----- Records shown -----

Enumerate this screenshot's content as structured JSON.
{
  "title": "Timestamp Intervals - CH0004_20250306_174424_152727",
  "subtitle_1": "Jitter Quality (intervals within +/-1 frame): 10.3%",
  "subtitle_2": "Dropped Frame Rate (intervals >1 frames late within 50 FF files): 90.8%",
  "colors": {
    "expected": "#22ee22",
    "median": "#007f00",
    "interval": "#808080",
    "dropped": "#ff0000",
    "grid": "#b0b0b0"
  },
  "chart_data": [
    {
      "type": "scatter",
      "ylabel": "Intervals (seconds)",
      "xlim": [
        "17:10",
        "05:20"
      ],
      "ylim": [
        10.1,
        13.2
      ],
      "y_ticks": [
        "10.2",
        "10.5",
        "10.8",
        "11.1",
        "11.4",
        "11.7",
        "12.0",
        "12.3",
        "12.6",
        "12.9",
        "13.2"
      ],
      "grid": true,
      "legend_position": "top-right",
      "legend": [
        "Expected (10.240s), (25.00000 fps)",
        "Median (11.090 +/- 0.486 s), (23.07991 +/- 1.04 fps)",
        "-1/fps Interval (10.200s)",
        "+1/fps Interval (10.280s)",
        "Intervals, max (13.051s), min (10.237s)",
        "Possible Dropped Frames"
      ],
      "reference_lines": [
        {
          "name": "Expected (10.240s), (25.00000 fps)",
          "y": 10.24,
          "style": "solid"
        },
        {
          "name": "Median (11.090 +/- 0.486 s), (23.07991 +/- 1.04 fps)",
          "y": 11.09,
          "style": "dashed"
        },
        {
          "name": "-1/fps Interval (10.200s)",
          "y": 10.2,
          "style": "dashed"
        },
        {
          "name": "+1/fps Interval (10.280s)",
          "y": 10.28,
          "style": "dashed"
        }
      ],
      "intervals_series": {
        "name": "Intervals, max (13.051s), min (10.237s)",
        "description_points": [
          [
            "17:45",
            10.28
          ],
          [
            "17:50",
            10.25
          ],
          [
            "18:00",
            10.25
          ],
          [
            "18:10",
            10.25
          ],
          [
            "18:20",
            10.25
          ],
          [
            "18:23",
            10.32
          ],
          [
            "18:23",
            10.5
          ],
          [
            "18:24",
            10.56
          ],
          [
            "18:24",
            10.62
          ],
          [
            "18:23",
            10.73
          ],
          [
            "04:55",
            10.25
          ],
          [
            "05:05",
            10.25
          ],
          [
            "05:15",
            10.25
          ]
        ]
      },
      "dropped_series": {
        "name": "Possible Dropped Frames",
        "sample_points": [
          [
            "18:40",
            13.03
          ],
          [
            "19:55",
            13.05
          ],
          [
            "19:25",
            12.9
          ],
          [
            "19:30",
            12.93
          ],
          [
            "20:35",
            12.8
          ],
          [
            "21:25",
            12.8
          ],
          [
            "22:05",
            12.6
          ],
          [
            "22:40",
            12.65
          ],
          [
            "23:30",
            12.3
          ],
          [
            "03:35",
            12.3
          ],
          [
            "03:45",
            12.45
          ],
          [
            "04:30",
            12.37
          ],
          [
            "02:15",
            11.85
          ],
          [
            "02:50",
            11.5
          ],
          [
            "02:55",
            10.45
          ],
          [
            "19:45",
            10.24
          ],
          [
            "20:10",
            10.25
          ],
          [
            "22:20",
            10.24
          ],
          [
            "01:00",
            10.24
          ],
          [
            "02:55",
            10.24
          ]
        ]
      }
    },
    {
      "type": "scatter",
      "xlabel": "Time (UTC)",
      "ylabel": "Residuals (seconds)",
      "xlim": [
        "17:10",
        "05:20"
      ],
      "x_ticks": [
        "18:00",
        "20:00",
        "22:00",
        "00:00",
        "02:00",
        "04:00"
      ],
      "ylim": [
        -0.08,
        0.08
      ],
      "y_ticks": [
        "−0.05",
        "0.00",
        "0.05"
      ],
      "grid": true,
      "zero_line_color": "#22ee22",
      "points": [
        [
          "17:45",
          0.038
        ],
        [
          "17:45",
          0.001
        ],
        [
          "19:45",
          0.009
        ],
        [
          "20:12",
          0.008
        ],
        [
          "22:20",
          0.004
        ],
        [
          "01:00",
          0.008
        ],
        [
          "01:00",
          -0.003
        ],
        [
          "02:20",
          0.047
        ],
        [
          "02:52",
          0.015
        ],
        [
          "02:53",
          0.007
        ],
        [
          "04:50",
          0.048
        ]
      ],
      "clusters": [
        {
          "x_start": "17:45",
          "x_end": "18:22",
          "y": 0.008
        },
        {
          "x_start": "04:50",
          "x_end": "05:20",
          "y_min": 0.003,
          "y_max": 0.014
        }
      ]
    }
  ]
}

-----

Each entry above needs to be retyped exactly.

--- Output of the task ---
Enumerate this screenshot's content as structured JSON.
{
  "title": "Timestamp Intervals - CH0004_20250306_174424_152727",
  "subtitle_1": "Jitter Quality (intervals within +/-1 frame): 10.3%",
  "subtitle_2": "Dropped Frame Rate (intervals >1 frames late within 50 FF files): 90.8%",
  "colors": {
    "expected": "#22ee22",
    "median": "#007f00",
    "interval": "#808080",
    "dropped": "#ff0000",
    "grid": "#b0b0b0"
  },
  "chart_data": [
    {
      "type": "scatter",
      "ylabel": "Intervals (seconds)",
      "xlim": [
        "17:10",
        "05:20"
      ],
      "ylim": [
        10.1,
        13.2
      ],
      "y_ticks": [
        "10.2",
        "10.5",
        "10.8",
        "11.1",
        "11.4",
        "11.7",
        "12.0",
        "12.3",
        "12.6",
        "12.9",
        "13.2"
      ],
      "grid": true,
      "legend_position": "top-right",
      "legend": [
        "Expected (10.240s), (25.00000 fps)",
        "Median (11.090 +/- 0.486 s), (23.07991 +/- 1.04 fps)",
        "-1/fps Interval (10.200s)",
        "+1/fps Interval (10.280s)",
        "Intervals, max (13.051s), min (10.237s)",
        "Possible Dropped Frames"
      ],
      "reference_lines": [
        {
          "name": "Expected (10.240s), (25.00000 fps)",
          "y": 10.24,
          "style": "solid"
        },
        {
          "name": "Median (11.090 +/- 0.486 s), (23.07991 +/- 1.04 fps)",
          "y": 11.09,
          "style": "dashed"
        },
        {
          "name": "-1/fps Interval (10.200s)",
          "y": 10.2,
          "style": "dashed"
        },
        {
          "name": "+1/fps Interval (10.280s)",
          "y": 10.28,
          "style": "dashed"
        }
      ],
      "intervals_series": {
        "name": "Intervals, max (13.051s), min (10.237s)",
        "description_points": [
          [
            "17:45",
            10.28
          ],
          [
            "17:50",
            10.25
          ],
          [
            "18:00",
            10.25
          ],
          [
            "18:10",
            10.25
          ],
          [
            "18:20",
            10.25
          ],
          [
            "18:23",
            10.32
          ],
          [
            "18:23",
            10.5
          ],
          [
            "18:24",
            10.56
          ],
          [
            "18:24",
            10.62
          ],
          [
            "18:23",
            10.73
          ],
          [
            "04:55",
            10.25
          ],
          [
            "05:05",
            10.25
          ],
          [
            "05:15",
            10.25
          ]
        ]
      },
      "dropped_series": {
        "name": "Possible Dropped Frames",
        "sample_points": [
          [
            "18:40",
            13.03
          ],
          [
            "19:55",
            13.05
          ],
          [
            "19:25",
            12.9
          ],
          [
            "19:30",
            12.93
          ],
          [
            "20:35",
            12.8
          ],
          [
            "21:25",
            12.8
          ],
          [
            "22:05",
            12.6
          ],
          [
            "22:40",
            12.65
          ],
          [
            "23:30",
            12.3
          ],
          [
            "03:35",
            12.3
          ],
          [
            "03:45",
            12.45
          ],
          [
            "04:30",
            12.37
          ],
          [
            "02:15",
            11.85
          ],
          [
            "02:50",
            11.5
          ],
          [
            "02:55",
            10.45
          ],
          [
            "19:45",
            10.24
          ],
          [
            "20:10",
            10.25
          ],
          [
            "22:20",
            10.24
          ],
          [
            "01:00",
            10.24
          ],
          [
            "02:55",
            10.24
          ]
        ]
      }
    },
    {
      "type": "scatter",
      "xlabel": "Time (UTC)",
      "ylabel": "Residuals (seconds)",
      "xlim": [
        "17:10",
        "05:20"
      ],
      "x_ticks": [
        "18:00",
        "20:00",
        "22:00",
        "00:00",
        "02:00",
        "04:00"
      ],
      "ylim": [
        -0.08,
        0.08
      ],
      "y_ticks": [
        "−0.05",
        "0.00",
        "0.05"
      ],
      "grid": true,
      "zero_line_color": "#22ee22",
      "points": [
        [
          "17:45",
          0.038
        ],
        [
          "17:45",
          0.001
        ],
        [
          "19:45",
          0.009
        ],
        [
          "20:12",
          0.008
        ],
        [
          "22:20",
          0.004
        ],
        [
          "01:00",
          0.008
        ],
        [
          "01:00",
          -0.003
        ],
        [
          "02:20",
          0.047
        ],
        [
          "02:52",
          0.015
        ],
        [
          "02:53",
          0.007
        ],
        [
          "04:50",
          0.048
        ]
      ],
      "clusters": [
        {
          "x_start": "17:45",
          "x_end": "18:22",
          "y": 0.008
        },
        {
          "x_start": "04:50",
          "x_end": "05:20",
          "y_min": 0.003,
          "y_max": 0.014
        }
      ]
    }
  ]
}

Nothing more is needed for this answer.